> [INSTRUCTION]:
Lines holding the string "name" are the ones to copy from this listing.

* Start RECORDS SUPPLIED *

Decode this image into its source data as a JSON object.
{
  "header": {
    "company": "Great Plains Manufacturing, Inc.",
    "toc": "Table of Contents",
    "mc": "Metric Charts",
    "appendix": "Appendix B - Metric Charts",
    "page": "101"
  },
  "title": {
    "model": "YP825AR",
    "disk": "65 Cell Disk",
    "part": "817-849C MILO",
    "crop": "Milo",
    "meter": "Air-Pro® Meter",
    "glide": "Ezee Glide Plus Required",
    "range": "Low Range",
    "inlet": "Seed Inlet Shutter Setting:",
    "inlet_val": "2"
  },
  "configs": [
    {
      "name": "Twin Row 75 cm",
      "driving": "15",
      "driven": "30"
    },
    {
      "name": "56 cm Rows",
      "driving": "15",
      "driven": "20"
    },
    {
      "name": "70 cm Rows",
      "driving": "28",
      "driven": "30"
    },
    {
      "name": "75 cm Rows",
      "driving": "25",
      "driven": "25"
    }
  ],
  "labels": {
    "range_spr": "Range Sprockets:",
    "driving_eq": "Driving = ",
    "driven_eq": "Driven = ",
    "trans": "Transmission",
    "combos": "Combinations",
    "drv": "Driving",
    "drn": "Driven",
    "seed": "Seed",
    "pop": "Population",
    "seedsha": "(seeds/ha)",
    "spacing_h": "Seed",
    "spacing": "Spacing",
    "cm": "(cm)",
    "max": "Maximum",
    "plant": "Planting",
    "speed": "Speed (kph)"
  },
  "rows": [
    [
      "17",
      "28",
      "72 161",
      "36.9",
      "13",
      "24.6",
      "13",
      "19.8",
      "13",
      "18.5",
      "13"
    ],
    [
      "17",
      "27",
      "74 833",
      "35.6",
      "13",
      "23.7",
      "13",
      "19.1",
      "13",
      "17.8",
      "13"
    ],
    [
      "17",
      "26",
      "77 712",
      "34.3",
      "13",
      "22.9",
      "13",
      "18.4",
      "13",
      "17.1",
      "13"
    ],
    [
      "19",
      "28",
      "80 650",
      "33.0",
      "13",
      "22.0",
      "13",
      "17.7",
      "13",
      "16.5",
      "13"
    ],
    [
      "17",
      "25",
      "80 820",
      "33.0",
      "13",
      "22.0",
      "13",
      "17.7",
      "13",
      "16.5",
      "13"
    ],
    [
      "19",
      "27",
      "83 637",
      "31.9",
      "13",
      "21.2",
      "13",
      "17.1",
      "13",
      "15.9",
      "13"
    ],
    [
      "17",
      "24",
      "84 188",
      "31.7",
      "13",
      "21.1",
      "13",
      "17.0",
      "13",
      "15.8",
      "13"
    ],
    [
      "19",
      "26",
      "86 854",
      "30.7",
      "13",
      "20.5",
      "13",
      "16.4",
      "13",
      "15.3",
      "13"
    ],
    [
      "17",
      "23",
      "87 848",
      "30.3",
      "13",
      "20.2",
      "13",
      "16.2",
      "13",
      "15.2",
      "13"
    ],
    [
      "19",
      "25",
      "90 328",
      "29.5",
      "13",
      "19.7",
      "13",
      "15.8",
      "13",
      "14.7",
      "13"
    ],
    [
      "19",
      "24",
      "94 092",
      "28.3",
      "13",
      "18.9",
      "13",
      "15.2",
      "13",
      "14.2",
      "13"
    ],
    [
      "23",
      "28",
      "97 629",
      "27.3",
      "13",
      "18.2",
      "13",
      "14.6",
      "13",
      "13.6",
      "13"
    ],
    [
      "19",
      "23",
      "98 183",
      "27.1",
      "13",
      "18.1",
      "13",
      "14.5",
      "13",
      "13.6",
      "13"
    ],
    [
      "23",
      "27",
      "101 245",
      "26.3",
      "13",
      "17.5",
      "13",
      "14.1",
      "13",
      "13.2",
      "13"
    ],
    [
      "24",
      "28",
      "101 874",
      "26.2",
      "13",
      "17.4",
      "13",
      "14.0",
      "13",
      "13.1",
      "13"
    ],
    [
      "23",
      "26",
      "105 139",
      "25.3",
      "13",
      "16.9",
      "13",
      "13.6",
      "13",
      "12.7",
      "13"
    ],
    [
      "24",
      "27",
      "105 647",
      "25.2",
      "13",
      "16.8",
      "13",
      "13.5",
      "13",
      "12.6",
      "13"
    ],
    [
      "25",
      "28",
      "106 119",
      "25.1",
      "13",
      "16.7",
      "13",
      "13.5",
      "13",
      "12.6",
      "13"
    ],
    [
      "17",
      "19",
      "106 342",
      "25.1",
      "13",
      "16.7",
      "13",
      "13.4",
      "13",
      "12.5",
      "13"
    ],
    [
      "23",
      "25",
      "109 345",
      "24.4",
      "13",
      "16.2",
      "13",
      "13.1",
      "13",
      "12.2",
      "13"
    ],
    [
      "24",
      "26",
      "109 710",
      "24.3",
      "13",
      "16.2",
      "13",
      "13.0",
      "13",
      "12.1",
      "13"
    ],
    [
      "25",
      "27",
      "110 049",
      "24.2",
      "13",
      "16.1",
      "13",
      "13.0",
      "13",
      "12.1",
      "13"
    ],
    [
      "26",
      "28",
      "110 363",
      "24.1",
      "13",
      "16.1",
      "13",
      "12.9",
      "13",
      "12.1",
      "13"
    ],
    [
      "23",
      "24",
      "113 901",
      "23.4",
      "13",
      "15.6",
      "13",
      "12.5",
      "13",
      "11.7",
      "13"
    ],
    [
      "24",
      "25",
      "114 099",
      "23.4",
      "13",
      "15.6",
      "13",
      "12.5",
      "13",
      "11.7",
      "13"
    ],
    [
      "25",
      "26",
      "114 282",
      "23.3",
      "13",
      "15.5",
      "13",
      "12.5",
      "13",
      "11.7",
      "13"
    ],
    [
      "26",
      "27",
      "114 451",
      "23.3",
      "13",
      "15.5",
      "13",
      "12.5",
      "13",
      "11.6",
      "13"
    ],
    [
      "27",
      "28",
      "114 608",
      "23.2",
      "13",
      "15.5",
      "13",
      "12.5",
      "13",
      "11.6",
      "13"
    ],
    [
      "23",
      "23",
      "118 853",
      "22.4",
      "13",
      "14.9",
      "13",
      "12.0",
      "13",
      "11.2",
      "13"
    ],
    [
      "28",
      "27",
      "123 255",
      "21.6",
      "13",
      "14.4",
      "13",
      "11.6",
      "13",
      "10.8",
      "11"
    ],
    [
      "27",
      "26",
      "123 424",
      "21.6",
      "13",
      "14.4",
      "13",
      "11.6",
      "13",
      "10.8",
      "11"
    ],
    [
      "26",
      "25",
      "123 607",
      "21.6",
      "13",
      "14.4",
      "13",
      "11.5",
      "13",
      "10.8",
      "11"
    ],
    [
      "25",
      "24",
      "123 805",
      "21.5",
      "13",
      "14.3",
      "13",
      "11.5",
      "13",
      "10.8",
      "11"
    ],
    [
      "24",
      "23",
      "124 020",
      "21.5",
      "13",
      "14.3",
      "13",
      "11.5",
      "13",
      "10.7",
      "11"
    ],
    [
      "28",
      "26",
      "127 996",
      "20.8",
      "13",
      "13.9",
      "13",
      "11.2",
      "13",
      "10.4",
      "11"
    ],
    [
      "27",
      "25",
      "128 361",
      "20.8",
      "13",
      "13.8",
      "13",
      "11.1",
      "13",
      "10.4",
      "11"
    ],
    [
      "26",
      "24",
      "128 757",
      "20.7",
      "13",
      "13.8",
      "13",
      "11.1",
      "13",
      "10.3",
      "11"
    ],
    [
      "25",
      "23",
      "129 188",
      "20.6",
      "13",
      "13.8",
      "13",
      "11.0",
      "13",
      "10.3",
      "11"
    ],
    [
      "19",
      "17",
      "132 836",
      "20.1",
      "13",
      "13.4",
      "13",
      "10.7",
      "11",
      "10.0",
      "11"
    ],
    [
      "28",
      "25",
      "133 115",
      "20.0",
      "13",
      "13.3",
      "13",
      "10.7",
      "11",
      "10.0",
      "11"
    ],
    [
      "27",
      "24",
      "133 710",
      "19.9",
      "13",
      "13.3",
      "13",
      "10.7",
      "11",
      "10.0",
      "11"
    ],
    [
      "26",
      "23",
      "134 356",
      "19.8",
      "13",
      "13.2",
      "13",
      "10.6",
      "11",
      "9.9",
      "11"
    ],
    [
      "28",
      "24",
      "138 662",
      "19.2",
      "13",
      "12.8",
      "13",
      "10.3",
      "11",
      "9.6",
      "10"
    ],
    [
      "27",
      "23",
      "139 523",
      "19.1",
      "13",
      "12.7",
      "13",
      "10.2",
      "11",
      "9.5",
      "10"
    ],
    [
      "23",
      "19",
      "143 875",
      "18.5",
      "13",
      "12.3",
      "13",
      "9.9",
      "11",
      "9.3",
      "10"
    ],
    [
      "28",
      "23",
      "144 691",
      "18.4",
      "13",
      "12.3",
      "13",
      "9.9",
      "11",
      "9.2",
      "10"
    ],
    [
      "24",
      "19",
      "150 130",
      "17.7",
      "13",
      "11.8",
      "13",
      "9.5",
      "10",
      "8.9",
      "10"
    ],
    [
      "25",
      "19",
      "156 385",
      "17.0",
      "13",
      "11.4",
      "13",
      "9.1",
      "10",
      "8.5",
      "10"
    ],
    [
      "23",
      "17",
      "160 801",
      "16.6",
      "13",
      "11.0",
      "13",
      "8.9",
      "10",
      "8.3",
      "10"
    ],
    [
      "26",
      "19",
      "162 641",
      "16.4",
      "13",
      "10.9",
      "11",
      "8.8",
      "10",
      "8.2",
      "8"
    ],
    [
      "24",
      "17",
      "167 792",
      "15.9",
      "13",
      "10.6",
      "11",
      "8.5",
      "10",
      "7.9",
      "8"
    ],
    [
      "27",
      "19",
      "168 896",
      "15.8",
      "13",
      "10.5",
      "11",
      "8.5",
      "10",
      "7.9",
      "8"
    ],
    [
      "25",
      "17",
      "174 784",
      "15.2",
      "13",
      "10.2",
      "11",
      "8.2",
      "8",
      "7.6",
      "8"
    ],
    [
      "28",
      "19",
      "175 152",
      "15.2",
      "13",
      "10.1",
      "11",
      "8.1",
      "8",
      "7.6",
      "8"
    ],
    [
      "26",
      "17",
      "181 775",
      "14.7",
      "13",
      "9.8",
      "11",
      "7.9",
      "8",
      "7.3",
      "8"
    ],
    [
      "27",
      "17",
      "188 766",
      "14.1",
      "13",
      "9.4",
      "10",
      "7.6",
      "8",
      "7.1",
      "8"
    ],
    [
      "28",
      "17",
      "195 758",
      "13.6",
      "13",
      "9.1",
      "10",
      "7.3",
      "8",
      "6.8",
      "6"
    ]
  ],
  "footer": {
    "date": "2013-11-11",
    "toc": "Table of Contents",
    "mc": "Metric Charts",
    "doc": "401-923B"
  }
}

* End RECORDS SUPPLIED *

> [TASK ANSWER]:
      "name": "Twin Row 75 cm",
      "name": "56 cm Rows",
      "name": "70 cm Rows",
      "name": "75 cm Rows",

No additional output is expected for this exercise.